What you have to do - Your task is to copy the material exactly.

Data listing:
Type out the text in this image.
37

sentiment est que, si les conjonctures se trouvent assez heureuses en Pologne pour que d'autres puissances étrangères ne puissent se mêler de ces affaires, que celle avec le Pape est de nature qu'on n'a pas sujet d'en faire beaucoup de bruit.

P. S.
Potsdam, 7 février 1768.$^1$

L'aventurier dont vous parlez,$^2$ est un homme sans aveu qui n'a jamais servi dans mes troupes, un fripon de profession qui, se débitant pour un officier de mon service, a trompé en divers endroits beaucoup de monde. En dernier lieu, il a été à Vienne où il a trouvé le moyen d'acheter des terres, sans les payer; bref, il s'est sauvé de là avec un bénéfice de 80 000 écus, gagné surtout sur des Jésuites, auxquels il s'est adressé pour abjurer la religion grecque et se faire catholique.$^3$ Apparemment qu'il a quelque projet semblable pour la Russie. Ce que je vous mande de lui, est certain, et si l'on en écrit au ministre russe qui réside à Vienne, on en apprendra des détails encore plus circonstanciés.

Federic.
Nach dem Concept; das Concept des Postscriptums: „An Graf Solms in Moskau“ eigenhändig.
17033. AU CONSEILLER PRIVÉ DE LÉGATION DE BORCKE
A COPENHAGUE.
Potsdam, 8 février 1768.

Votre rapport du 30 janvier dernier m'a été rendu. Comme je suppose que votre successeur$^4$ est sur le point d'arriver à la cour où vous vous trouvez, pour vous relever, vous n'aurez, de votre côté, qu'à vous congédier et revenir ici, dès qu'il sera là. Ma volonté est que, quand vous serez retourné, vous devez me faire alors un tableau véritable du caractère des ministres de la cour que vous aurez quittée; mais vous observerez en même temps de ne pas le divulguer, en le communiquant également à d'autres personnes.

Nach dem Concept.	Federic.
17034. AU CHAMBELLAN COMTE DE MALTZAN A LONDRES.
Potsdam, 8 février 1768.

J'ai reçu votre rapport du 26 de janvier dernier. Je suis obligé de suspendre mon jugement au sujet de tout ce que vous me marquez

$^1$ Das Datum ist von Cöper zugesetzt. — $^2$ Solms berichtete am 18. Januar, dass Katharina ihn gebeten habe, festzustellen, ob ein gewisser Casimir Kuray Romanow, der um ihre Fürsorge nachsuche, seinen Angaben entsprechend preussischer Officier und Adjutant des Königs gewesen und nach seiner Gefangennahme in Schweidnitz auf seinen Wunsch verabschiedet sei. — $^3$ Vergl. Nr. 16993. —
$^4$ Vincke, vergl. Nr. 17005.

Result for this exercise -
Type out the text in this image.
37

sentiment est que, si les conjonctures se trouvent assez heureuses en Pologne pour que d'autres puissances étrangères ne puissent se mêler de ces affaires, que celle avec le Pape est de nature qu'on n'a pas sujet d'en faire beaucoup de bruit.

P. S.
Potsdam, 7 février 1768.$^1$

L'aventurier dont vous parlez,$^2$ est un homme sans aveu qui n'a jamais servi dans mes troupes, un fripon de profession qui, se débitant pour un officier de mon service, a trompé en divers endroits beaucoup de monde. En dernier lieu, il a été à Vienne où il a trouvé le moyen d'acheter des terres, sans les payer; bref, il s'est sauvé de là avec un bénéfice de 80 000 écus, gagné surtout sur des Jésuites, auxquels il s'est adressé pour abjurer la religion grecque et se faire catholique.$^3$ Apparemment qu'il a quelque projet semblable pour la Russie. Ce que je vous mande de lui, est certain, et si l'on en écrit au ministre russe qui réside à Vienne, on en apprendra des détails encore plus circonstanciés.

Federic.
Nach dem Concept; das Concept des Postscriptums: „An Graf Solms in Moskau“ eigenhändig.
17033. AU CONSEILLER PRIVÉ DE LÉGATION DE BORCKE
A COPENHAGUE.
Potsdam, 8 février 1768.

Votre rapport du 30 janvier dernier m'a été rendu. Comme je suppose que votre successeur$^4$ est sur le point d'arriver à la cour où vous vous trouvez, pour vous relever, vous n'aurez, de votre côté, qu'à vous congédier et revenir ici, dès qu'il sera là. Ma volonté est que, quand vous serez retourné, vous devez me faire alors un tableau véritable du caractère des ministres de la cour que vous aurez quittée; mais vous observerez en même temps de ne pas le divulguer, en le communiquant également à d'autres personnes.

Nach dem Concept.	Federic.
17034. AU CHAMBELLAN COMTE DE MALTZAN A LONDRES.
Potsdam, 8 février 1768.

J'ai reçu votre rapport du 26 de janvier dernier. Je suis obligé de suspendre mon jugement au sujet de tout ce que vous me marquez

$^1$ Das Datum ist von Cöper zugesetzt. — $^2$ Solms berichtete am 18. Januar, dass Katharina ihn gebeten habe, festzustellen, ob ein gewisser Casimir Kuray Romanow, der um ihre Fürsorge nachsuche, seinen Angaben entsprechend preussischer Officier und Adjutant des Königs gewesen und nach seiner Gefangennahme in Schweidnitz auf seinen Wunsch verabschiedet sei. — $^3$ Vergl. Nr. 16993. —
$^4$ Vincke, vergl. Nr. 17005.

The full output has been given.